--- BEGIN ENTRIES ---

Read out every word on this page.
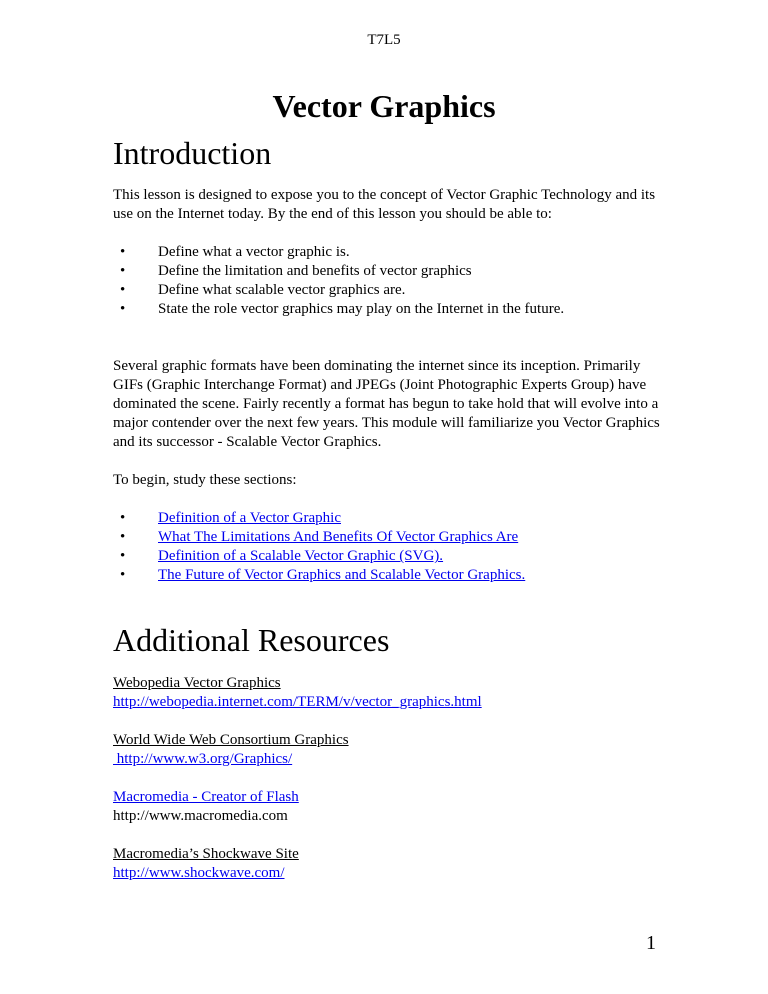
T7L5
Vector Graphics
Introduction

This lesson is designed to expose you to the concept of Vector Graphic Technology and its use on the Internet today. By the end of this lesson you should be able to:

• Define what a vector graphic is.
• Define the limitation and benefits of vector graphics
• Define what scalable vector graphics are.
• State the role vector graphics may play on the Internet in the future.

Several graphic formats have been dominating the internet since its inception. Primarily GIFs (Graphic Interchange Format) and JPEGs (Joint Photographic Experts Group) have dominated the scene. Fairly recently a format has begun to take hold that will evolve into a major contender over the next few years. This module will familiarize you Vector Graphics and its successor - Scalable Vector Graphics.

To begin, study these sections:

• Definition of a Vector Graphic
• What The Limitations And Benefits Of Vector Graphics Are
• Definition of a Scalable Vector Graphic (SVG).
• The Future of Vector Graphics and Scalable Vector Graphics.
Additional Resources
Webopedia Vector Graphics
http://webopedia.internet.com/TERM/v/vector_graphics.html
World Wide Web Consortium Graphics
http://www.w3.org/Graphics/
Macromedia - Creator of Flash
http://www.macromedia.com
Macromedia’s Shockwave Site
http://www.shockwave.com/
1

--- END ENTRIES ---

TASK TO CARRY OUT - Quote the entries above word for word. Leave the images out.

EXERCISE SOLUTION -
Read out every word on this page.
T7L5
Vector Graphics
Introduction

This lesson is designed to expose you to the concept of Vector Graphic Technology and its use on the Internet today. By the end of this lesson you should be able to:

• Define what a vector graphic is.
• Define the limitation and benefits of vector graphics
• Define what scalable vector graphics are.
• State the role vector graphics may play on the Internet in the future.

Several graphic formats have been dominating the internet since its inception. Primarily GIFs (Graphic Interchange Format) and JPEGs (Joint Photographic Experts Group) have dominated the scene. Fairly recently a format has begun to take hold that will evolve into a major contender over the next few years. This module will familiarize you Vector Graphics and its successor - Scalable Vector Graphics.

To begin, study these sections:

• Definition of a Vector Graphic
• What The Limitations And Benefits Of Vector Graphics Are
• Definition of a Scalable Vector Graphic (SVG).
• The Future of Vector Graphics and Scalable Vector Graphics.
Additional Resources
Webopedia Vector Graphics
http://webopedia.internet.com/TERM/v/vector_graphics.html
World Wide Web Consortium Graphics
http://www.w3.org/Graphics/
Macromedia - Creator of Flash
http://www.macromedia.com
Macromedia’s Shockwave Site
http://www.shockwave.com/
1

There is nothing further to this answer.